-- Start THE RECORDS --

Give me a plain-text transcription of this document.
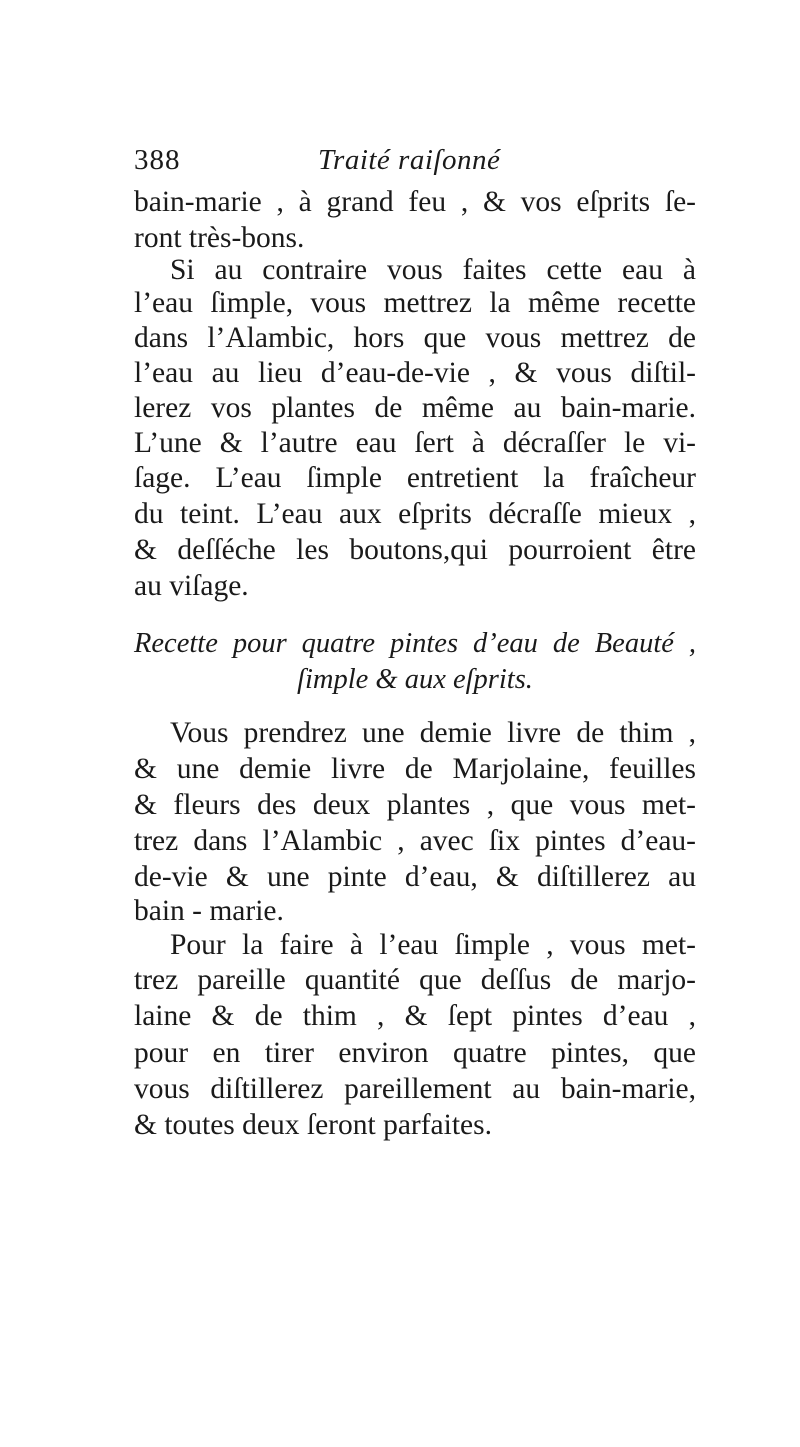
388	Traité raiſonné
bain-marie , à grand feu , & vos eſprits ſe-
ront très-bons.
Si au contraire vous faites cette eau à
l’eau ſimple, vous mettrez la même recette
dans l’Alambic, hors que vous mettrez de
l’eau au lieu d’eau-de-vie , & vous diſtil-
lerez vos plantes de même au bain-marie.
L’une & l’autre eau ſert à décraſſer le vi-
ſage. L’eau ſimple entretient la fraîcheur
du teint. L’eau aux eſprits décraſſe mieux ,
& deſſéche les boutons,qui pourroient être
au viſage.
Recette pour quatre pintes d’eau de Beauté ,
ſimple & aux eſprits.
Vous prendrez une demie livre de thim ,
& une demie livre de Marjolaine, feuilles
& fleurs des deux plantes , que vous met-
trez dans l’Alambic , avec ſix pintes d’eau-
de-vie & une pinte d’eau, & diſtillerez au
bain - marie.
Pour la faire à l’eau ſimple , vous met-
trez pareille quantité que deſſus de marjo-
laine & de thim , & ſept pintes d’eau ,
pour en tirer environ quatre pintes, que
vous diſtillerez pareillement au bain-marie,
& toutes deux ſeront parfaites.
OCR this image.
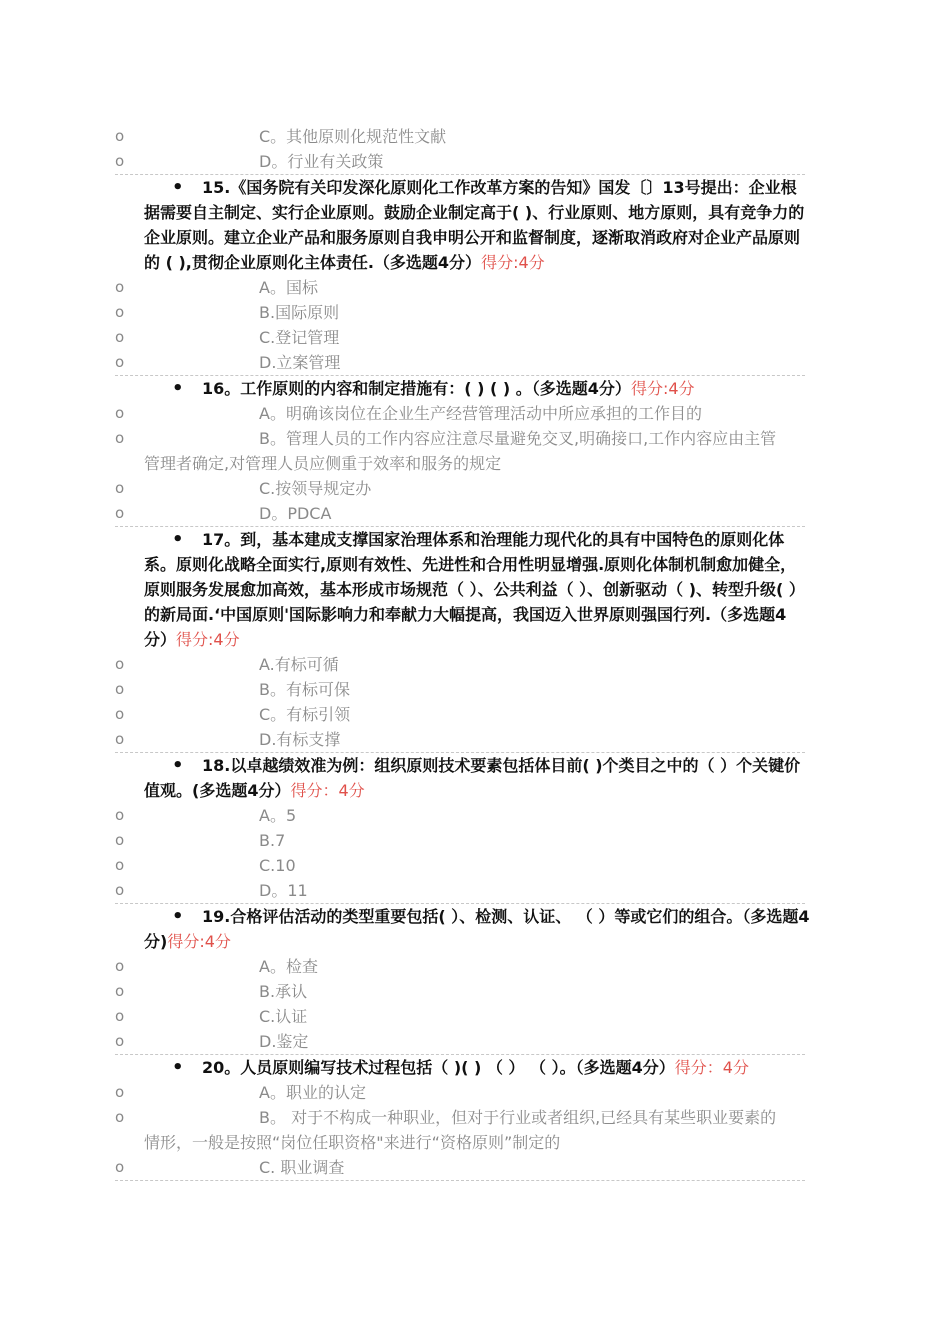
o	C。其他原则化规范性文献
o	D。行业有关政策
• 15.《国务院有关印发深化原则化工作改革方案的告知》国发〔〕13号提出：企业根据需要自主制定、实行企业原则。鼓励企业制定高于( )、行业原则、地方原则，具有竞争力的企业原则。建立企业产品和服务原则自我申明公开和监督制度，逐渐取消政府对企业产品原则的 ( ),贯彻企业原则化主体责任.（多选题4分）得分:4分
o	A。国标
o	B.国际原则
o	C.登记管理
o	D.立案管理
• 16。工作原则的内容和制定措施有：( ) ( ) 。（多选题4分）得分:4分
o	A。明确该岗位在企业生产经营管理活动中所应承担的工作目的
o	B。管理人员的工作内容应注意尽量避免交叉,明确接口,工作内容应由主管
管理者确定,对管理人员应侧重于效率和服务的规定
o	C.按领导规定办
o	D。PDCA
• 17。到，基本建成支撑国家治理体系和治理能力现代化的具有中国特色的原则化体系。原则化战略全面实行,原则有效性、先进性和合用性明显增强.原则化体制机制愈加健全，原则服务发展愈加高效，基本形成市场规范（ ）、公共利益（ ）、创新驱动（ )、转型升级( ）的新局面.‘中国原则'国际影响力和奉献力大幅提高，我国迈入世界原则强国行列.（多选题4分）得分:4分
o	A.有标可循
o	B。有标可保
o	C。有标引领
o	D.有标支撑
• 18.以卓越绩效准为例：组织原则技术要素包括体目前( )个类目之中的（ ）个关键价值观。(多选题4分）得分：4分
o	A。5
o	B.7
o	C.10
o	D。11
• 19.合格评估活动的类型重要包括( ）、检测、认证、 （ ）等或它们的组合。（多选题4分)得分:4分
o	A。检查
o	B.承认
o	C.认证
o	D.鉴定
• 20。人员原则编写技术过程包括（ )( ) （ ） （ ）。（多选题4分）得分：4分
o	A。职业的认定
o	B。 对于不构成一种职业，但对于行业或者组织,已经具有某些职业要素的
情形，一般是按照“岗位任职资格"来进行“资格原则”制定的
o	C. 职业调查
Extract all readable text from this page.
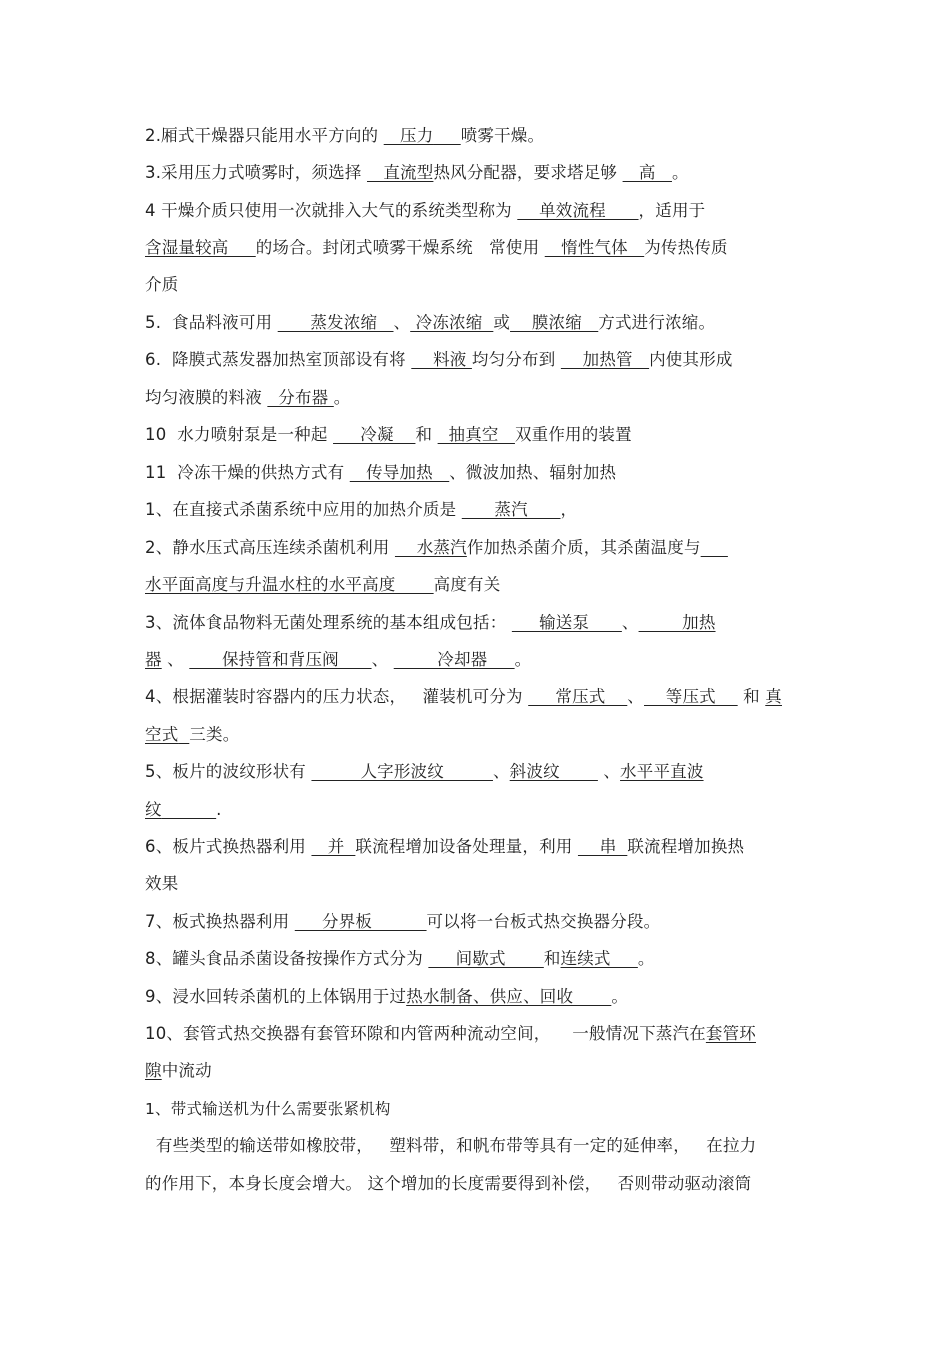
2.厢式干燥器只能用水平方向的    压力 喷雾干燥。
3.采用压力式喷雾时，须选择    直流型热风分配器，要求塔足够    高   。
4 干燥介质只使用一次就排入大气的系统类型称为     单效流程      ，适用于
含湿量较高 的场合。封闭式喷雾干燥系统   常使用    惰性气体   为传热传质
介质
5.  食品料液可用       蒸发浓缩   、 冷冻浓缩  或    膜浓缩   方式进行浓缩。
6.  降膜式蒸发器加热室顶部设有将     料液 均匀分布到     加热管   内使其形成
均匀液膜的料液   分布器 。
10  水力喷射泵是一种起      冷凝    和   抽真空   双重作用的装置
11  冷冻干燥的供热方式有    传导加热   、微波加热、辐射加热
1、在直接式杀菌系统中应用的加热介质是       蒸汽      ，
2、静水压式高压连续杀菌机利用     水蒸汽作加热杀菌介质，其杀菌温度与
水平面高度与升温水柱的水平高度 高度有关
3、流体食品物料无菌处理系统的基本组成包括：      输送泵      、        加热
器 、       保持管和背压阀      、         冷却器     。
4、根据灌装时容器内的压力状态，   灌装机可分为      常压式    、    等压式     和 真
空式 三类。
5、板片的波纹形状有          人字形波纹         、斜波纹        、水平平直波
纹	.
6、板片式换热器利用    并  联流程增加设备处理量，利用     串  联流程增加换热
效果
7、板式换热器利用      分界板          可以将一台板式热交换器分段。
8、罐头食品杀菌设备按操作方式分为      间歇式       和连续式     。
9、浸水回转杀菌机的上体锅用于过热水制备、供应、回收       。
10、套管式热交换器有套管环隙和内管两种流动空间，    一般情况下蒸汽在套管环
隙中流动
1、带式输送机为什么需要张紧机构
有些类型的输送带如橡胶带，   塑料带，和帆布带等具有一定的延伸率，   在拉力
的作用下，本身长度会增大。 这个增加的长度需要得到补偿，   否则带动驱动滚筒
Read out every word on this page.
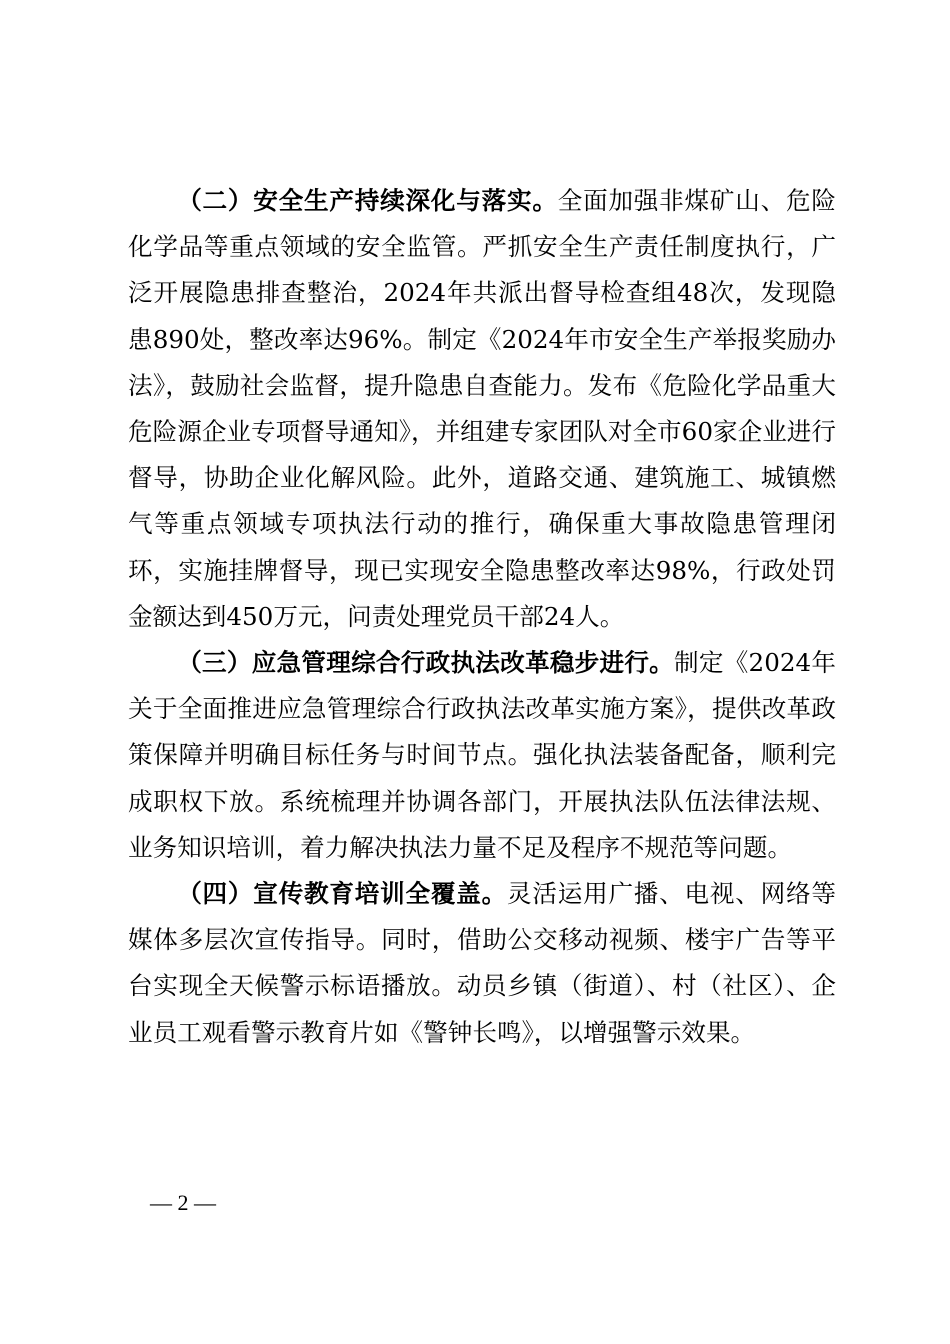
（二）安全生产持续深化与落实。全面加强非煤矿山、危险化学品等重点领域的安全监管。严抓安全生产责任制度执行，广泛开展隐患排查整治，2024年共派出督导检查组48次，发现隐患890处，整改率达96%。制定《2024年市安全生产举报奖励办法》，鼓励社会监督，提升隐患自查能力。发布《危险化学品重大危险源企业专项督导通知》，并组建专家团队对全市60家企业进行督导，协助企业化解风险。此外，道路交通、建筑施工、城镇燃气等重点领域专项执法行动的推行，确保重大事故隐患管理闭环，实施挂牌督导，现已实现安全隐患整改率达98%，行政处罚金额达到450万元，问责处理党员干部24人。

（三）应急管理综合行政执法改革稳步进行。制定《2024年关于全面推进应急管理综合行政执法改革实施方案》，提供改革政策保障并明确目标任务与时间节点。强化执法装备配备，顺利完成职权下放。系统梳理并协调各部门，开展执法队伍法律法规、业务知识培训，着力解决执法力量不足及程序不规范等问题。

（四）宣传教育培训全覆盖。灵活运用广播、电视、网络等媒体多层次宣传指导。同时，借助公交移动视频、楼宇广告等平台实现全天候警示标语播放。动员乡镇（街道）、村（社区）、企业员工观看警示教育片如《警钟长鸣》，以增强警示效果。

— 2 —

-- End THE RECORDS --

WHAT IS EXPECTED:
Reproduce each line of the entries in which the word "dans" is found.

REPLY:
dans l’Alambic, hors que vous mettrez de
trez dans l’Alambic , avec ſix pintes d’eau-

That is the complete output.